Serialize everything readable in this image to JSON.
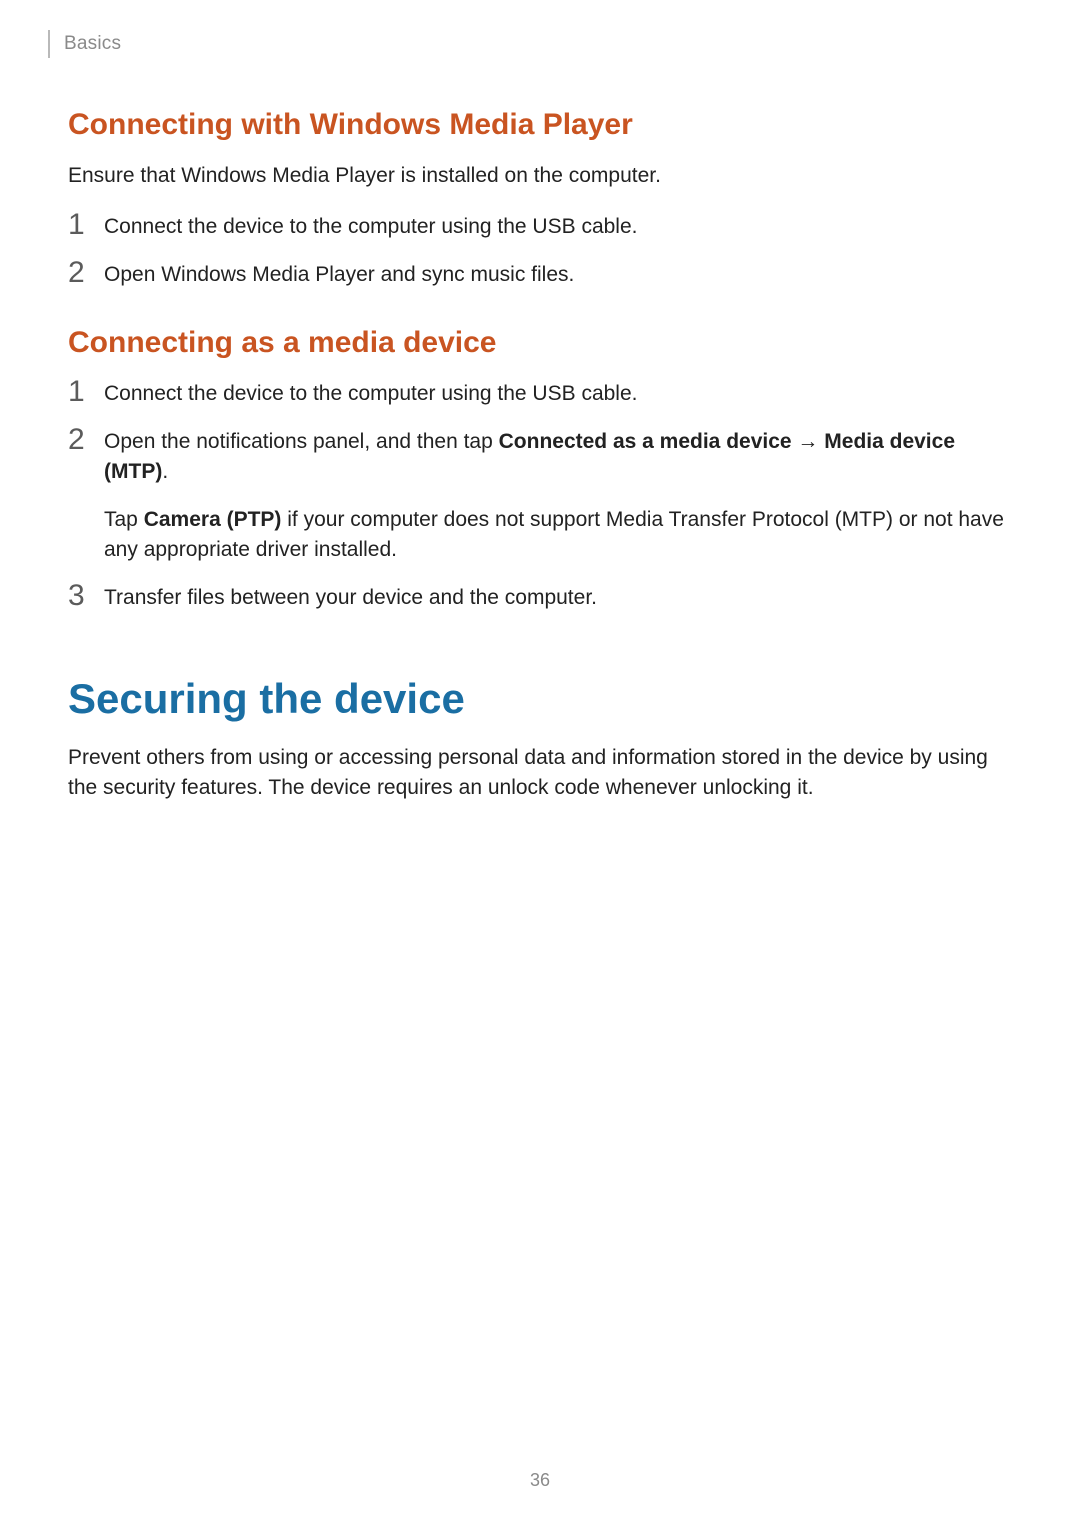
{
  "header": {
    "breadcrumb": "Basics"
  },
  "section1": {
    "heading": "Connecting with Windows Media Player",
    "intro": "Ensure that Windows Media Player is installed on the computer.",
    "steps": [
      {
        "num": "1",
        "text": "Connect the device to the computer using the USB cable."
      },
      {
        "num": "2",
        "text": "Open Windows Media Player and sync music files."
      }
    ]
  },
  "section2": {
    "heading": "Connecting as a media device",
    "steps": [
      {
        "num": "1",
        "text": "Connect the device to the computer using the USB cable."
      },
      {
        "num": "2",
        "html_parts": {
          "prefix": "Open the notifications panel, and then tap ",
          "bold1": "Connected as a media device",
          "arrow": " → ",
          "bold2": "Media device (MTP)",
          "suffix": "."
        },
        "secondary": {
          "prefix": "Tap ",
          "bold": "Camera (PTP)",
          "suffix": " if your computer does not support Media Transfer Protocol (MTP) or not have any appropriate driver installed."
        }
      },
      {
        "num": "3",
        "text": "Transfer files between your device and the computer."
      }
    ]
  },
  "section3": {
    "heading": "Securing the device",
    "body": "Prevent others from using or accessing personal data and information stored in the device by using the security features. The device requires an unlock code whenever unlocking it."
  },
  "page_number": "36"
}
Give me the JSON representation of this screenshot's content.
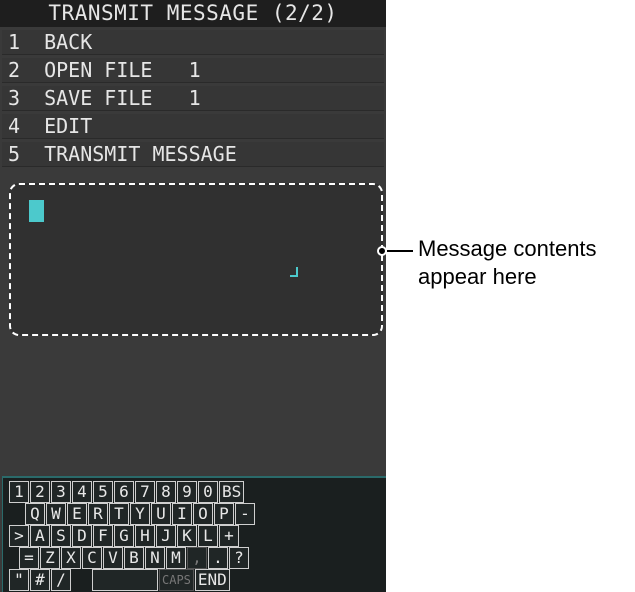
{
  "title": "TRANSMIT MESSAGE (2/2)",
  "menu": [
    {
      "num": "1",
      "label": "BACK"
    },
    {
      "num": "2",
      "label": "OPEN FILE   1"
    },
    {
      "num": "3",
      "label": "SAVE FILE   1"
    },
    {
      "num": "4",
      "label": "EDIT"
    },
    {
      "num": "5",
      "label": "TRANSMIT MESSAGE"
    }
  ],
  "callout": {
    "line1": "Message contents",
    "line2": "appear here"
  },
  "keyboard": {
    "row1": [
      "1",
      "2",
      "3",
      "4",
      "5",
      "6",
      "7",
      "8",
      "9",
      "0",
      "BS"
    ],
    "row2": [
      "Q",
      "W",
      "E",
      "R",
      "T",
      "Y",
      "U",
      "I",
      "O",
      "P",
      "-"
    ],
    "row3": [
      ">",
      "A",
      "S",
      "D",
      "F",
      "G",
      "H",
      "J",
      "K",
      "L",
      "+"
    ],
    "row4": [
      "=",
      "Z",
      "X",
      "C",
      "V",
      "B",
      "N",
      "M",
      ",",
      ".",
      "?"
    ],
    "row5": [
      "\"",
      "#",
      "/",
      "",
      "CAPS",
      "END"
    ]
  },
  "colors": {
    "screen_bg": "#3a3a3a",
    "cursor": "#4cc9cc",
    "keyboard_bg": "#1a1f1f"
  }
}
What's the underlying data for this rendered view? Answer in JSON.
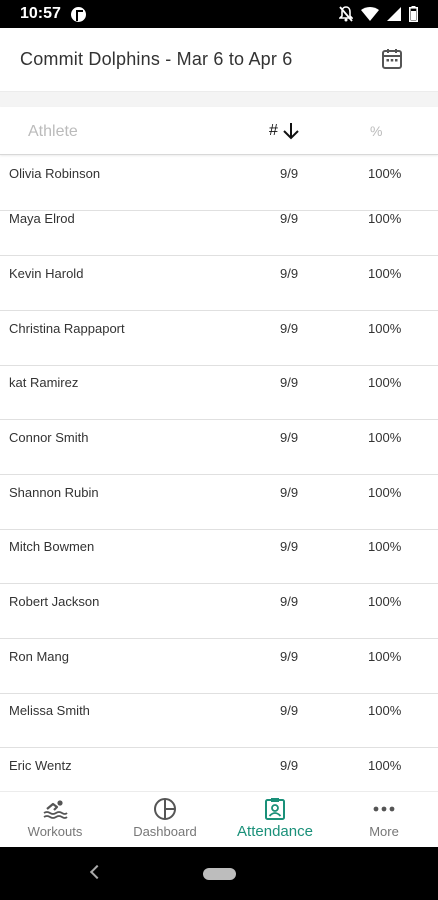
{
  "status_bar": {
    "time": "10:57"
  },
  "header": {
    "title": "Commit Dolphins - Mar 6 to Apr 6"
  },
  "table": {
    "columns": {
      "athlete": "Athlete",
      "count": "#",
      "percent": "%"
    },
    "rows": [
      {
        "name": "Olivia Robinson",
        "count": "9/9",
        "percent": "100%"
      },
      {
        "name": "Maya Elrod",
        "count": "9/9",
        "percent": "100%"
      },
      {
        "name": "Kevin Harold",
        "count": "9/9",
        "percent": "100%"
      },
      {
        "name": "Christina Rappaport",
        "count": "9/9",
        "percent": "100%"
      },
      {
        "name": "kat Ramirez",
        "count": "9/9",
        "percent": "100%"
      },
      {
        "name": "Connor Smith",
        "count": "9/9",
        "percent": "100%"
      },
      {
        "name": "Shannon Rubin",
        "count": "9/9",
        "percent": "100%"
      },
      {
        "name": "Mitch Bowmen",
        "count": "9/9",
        "percent": "100%"
      },
      {
        "name": "Robert Jackson",
        "count": "9/9",
        "percent": "100%"
      },
      {
        "name": "Ron Mang",
        "count": "9/9",
        "percent": "100%"
      },
      {
        "name": "Melissa Smith",
        "count": "9/9",
        "percent": "100%"
      },
      {
        "name": "Eric Wentz",
        "count": "9/9",
        "percent": "100%"
      }
    ]
  },
  "bottom_nav": {
    "items": [
      {
        "label": "Workouts",
        "icon": "swimmer-icon"
      },
      {
        "label": "Dashboard",
        "icon": "pie-chart-icon"
      },
      {
        "label": "Attendance",
        "icon": "attendance-badge-icon",
        "active": true
      },
      {
        "label": "More",
        "icon": "more-dots-icon"
      }
    ]
  },
  "colors": {
    "accent": "#1a9079",
    "icon_gray": "#555555",
    "label_gray": "#777777"
  }
}
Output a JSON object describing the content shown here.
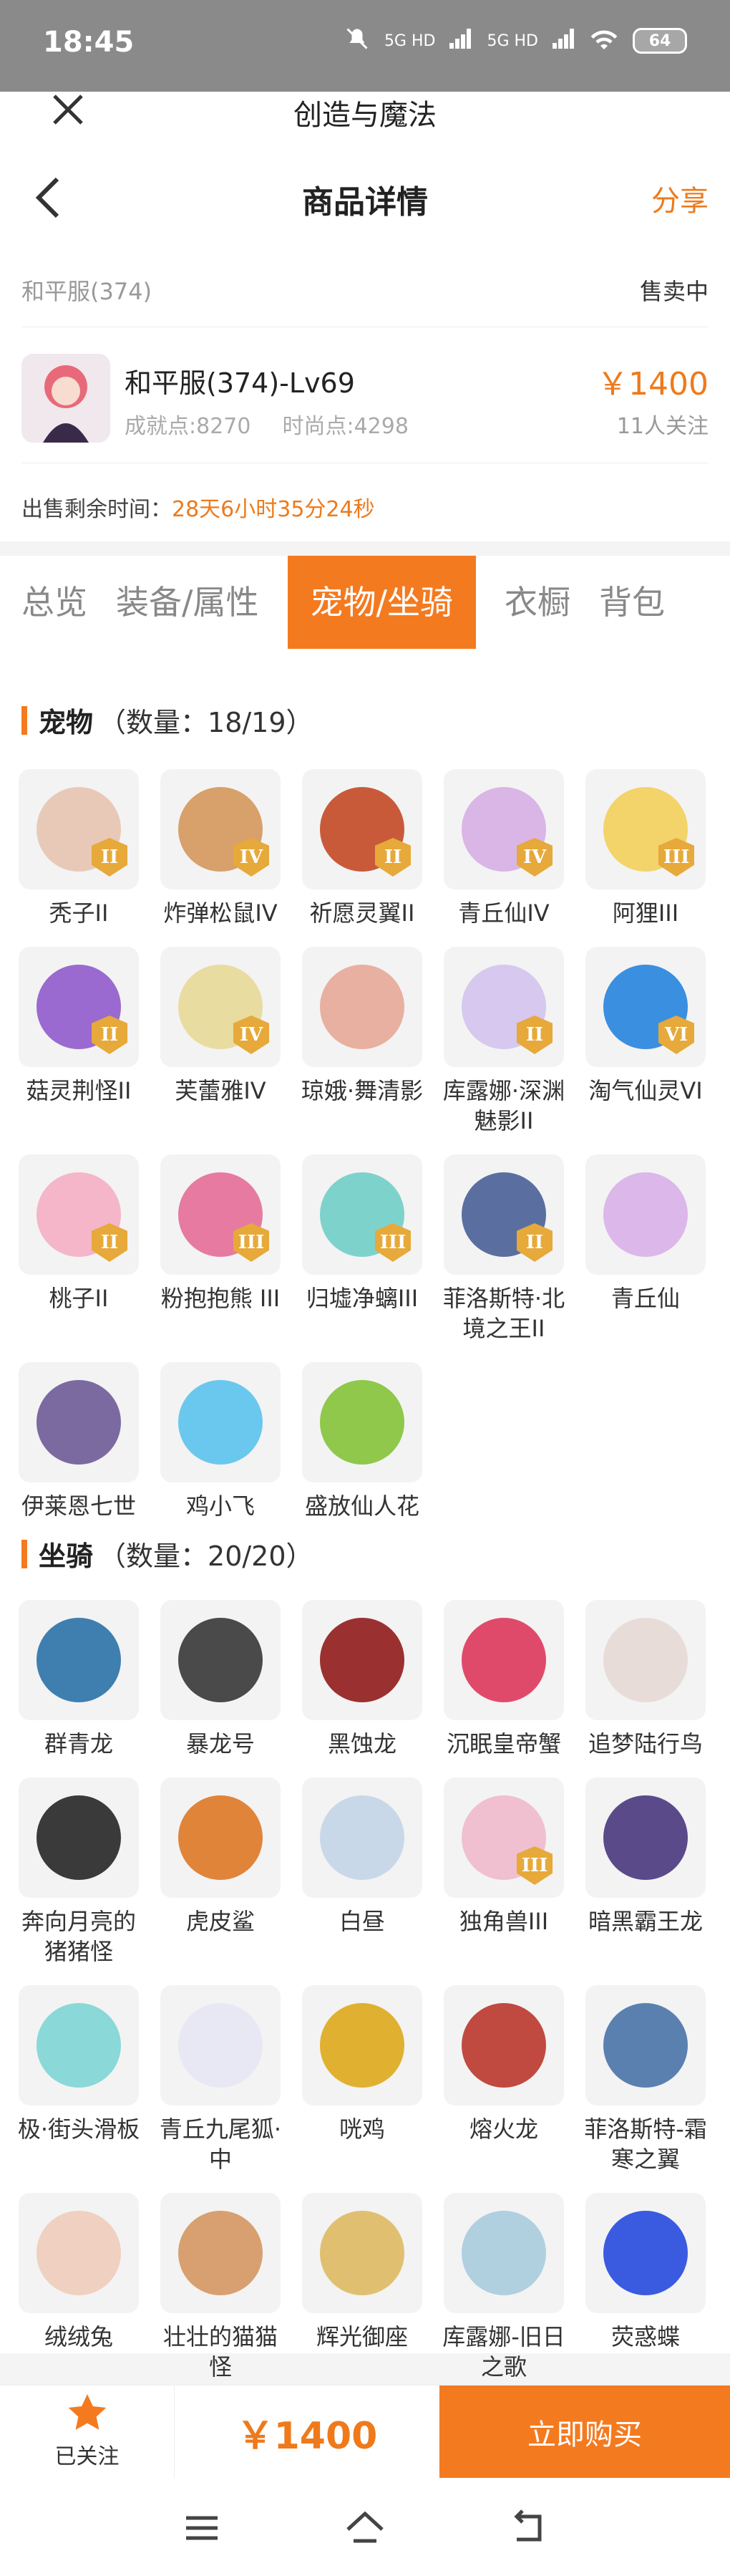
{
  "status_bar": {
    "time": "18:45",
    "signal1": "5G HD",
    "signal2": "5G HD",
    "battery": "64"
  },
  "app": {
    "title": "创造与魔法"
  },
  "header": {
    "title": "商品详情",
    "share": "分享"
  },
  "item": {
    "server": "和平服(374)",
    "status": "售卖中",
    "character": "和平服(374)-Lv69",
    "achievement": "成就点:8270",
    "fashion": "时尚点:4298",
    "price": "￥1400",
    "followers": "11人关注",
    "remaining_label": "出售剩余时间：",
    "remaining_value": "28天6小时35分24秒"
  },
  "tabs": [
    "总览",
    "装备/属性",
    "宠物/坐骑",
    "衣橱",
    "背包"
  ],
  "active_tab": "宠物/坐骑",
  "pets": {
    "title": "宠物",
    "count": "（数量：18/19）",
    "items": [
      {
        "name": "秃子II",
        "rank": "II",
        "color": "#e8c9b8"
      },
      {
        "name": "炸弹松鼠IV",
        "rank": "IV",
        "color": "#d8a06a"
      },
      {
        "name": "祈愿灵翼II",
        "rank": "II",
        "color": "#c85a3a"
      },
      {
        "name": "青丘仙IV",
        "rank": "IV",
        "color": "#d9b6e6"
      },
      {
        "name": "阿狸III",
        "rank": "III",
        "color": "#f3d46a"
      },
      {
        "name": "菇灵荆怪II",
        "rank": "II",
        "color": "#9a6ad0"
      },
      {
        "name": "芙蕾雅IV",
        "rank": "IV",
        "color": "#e9dca0"
      },
      {
        "name": "琼娥·舞清影",
        "rank": "",
        "color": "#e8b0a0"
      },
      {
        "name": "库露娜·深渊魅影II",
        "rank": "II",
        "color": "#d6c8ee"
      },
      {
        "name": "淘气仙灵VI",
        "rank": "VI",
        "color": "#3a8fe0"
      },
      {
        "name": "桃子II",
        "rank": "II",
        "color": "#f4b6c8"
      },
      {
        "name": "粉抱抱熊 III",
        "rank": "III",
        "color": "#e67aa0"
      },
      {
        "name": "归墟净螭III",
        "rank": "III",
        "color": "#7ed2cc"
      },
      {
        "name": "菲洛斯特·北境之王II",
        "rank": "II",
        "color": "#5a6fa0"
      },
      {
        "name": "青丘仙",
        "rank": "",
        "color": "#dcb7ea"
      },
      {
        "name": "伊莱恩七世",
        "rank": "",
        "color": "#7b6aa0"
      },
      {
        "name": "鸡小飞",
        "rank": "",
        "color": "#6ac8ee"
      },
      {
        "name": "盛放仙人花",
        "rank": "",
        "color": "#8fc84a"
      }
    ]
  },
  "mounts": {
    "title": "坐骑",
    "count": "（数量：20/20）",
    "items": [
      {
        "name": "群青龙",
        "rank": "",
        "color": "#3e7fb0"
      },
      {
        "name": "暴龙号",
        "rank": "",
        "color": "#4a4a4a"
      },
      {
        "name": "黑蚀龙",
        "rank": "",
        "color": "#9a3030"
      },
      {
        "name": "沉眠皇帝蟹",
        "rank": "",
        "color": "#e04a6a"
      },
      {
        "name": "追梦陆行鸟",
        "rank": "",
        "color": "#e8dcd8"
      },
      {
        "name": "奔向月亮的猪猪怪",
        "rank": "",
        "color": "#3a3a3a"
      },
      {
        "name": "虎皮鲨",
        "rank": "",
        "color": "#e0843a"
      },
      {
        "name": "白昼",
        "rank": "",
        "color": "#c8d8e8"
      },
      {
        "name": "独角兽III",
        "rank": "III",
        "color": "#f0c0d0"
      },
      {
        "name": "暗黑霸王龙",
        "rank": "",
        "color": "#5a4a8a"
      },
      {
        "name": "极·街头滑板",
        "rank": "",
        "color": "#8ad8d8"
      },
      {
        "name": "青丘九尾狐·中",
        "rank": "",
        "color": "#e8e8f4"
      },
      {
        "name": "咣鸡",
        "rank": "",
        "color": "#e0b030"
      },
      {
        "name": "熔火龙",
        "rank": "",
        "color": "#c04a40"
      },
      {
        "name": "菲洛斯特-霜寒之翼",
        "rank": "",
        "color": "#5a80b0"
      },
      {
        "name": "绒绒兔",
        "rank": "",
        "color": "#f0d0c0"
      },
      {
        "name": "壮壮的猫猫怪",
        "rank": "",
        "color": "#d8a070"
      },
      {
        "name": "辉光御座",
        "rank": "",
        "color": "#e0c070"
      },
      {
        "name": "库露娜-旧日之歌",
        "rank": "",
        "color": "#b0d0e0"
      },
      {
        "name": "荧惑蝶",
        "rank": "",
        "color": "#3a5ae0"
      }
    ]
  },
  "bottom": {
    "follow_label": "已关注",
    "price": "￥1400",
    "buy": "立即购买"
  },
  "colors": {
    "accent": "#f47a20",
    "price": "#ee7a1b"
  }
}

# WORK TO BE COMPLETED
In the entries above, count each line with "this"; reply with the total only.

# SOLUTION TO THE EXERCISE
3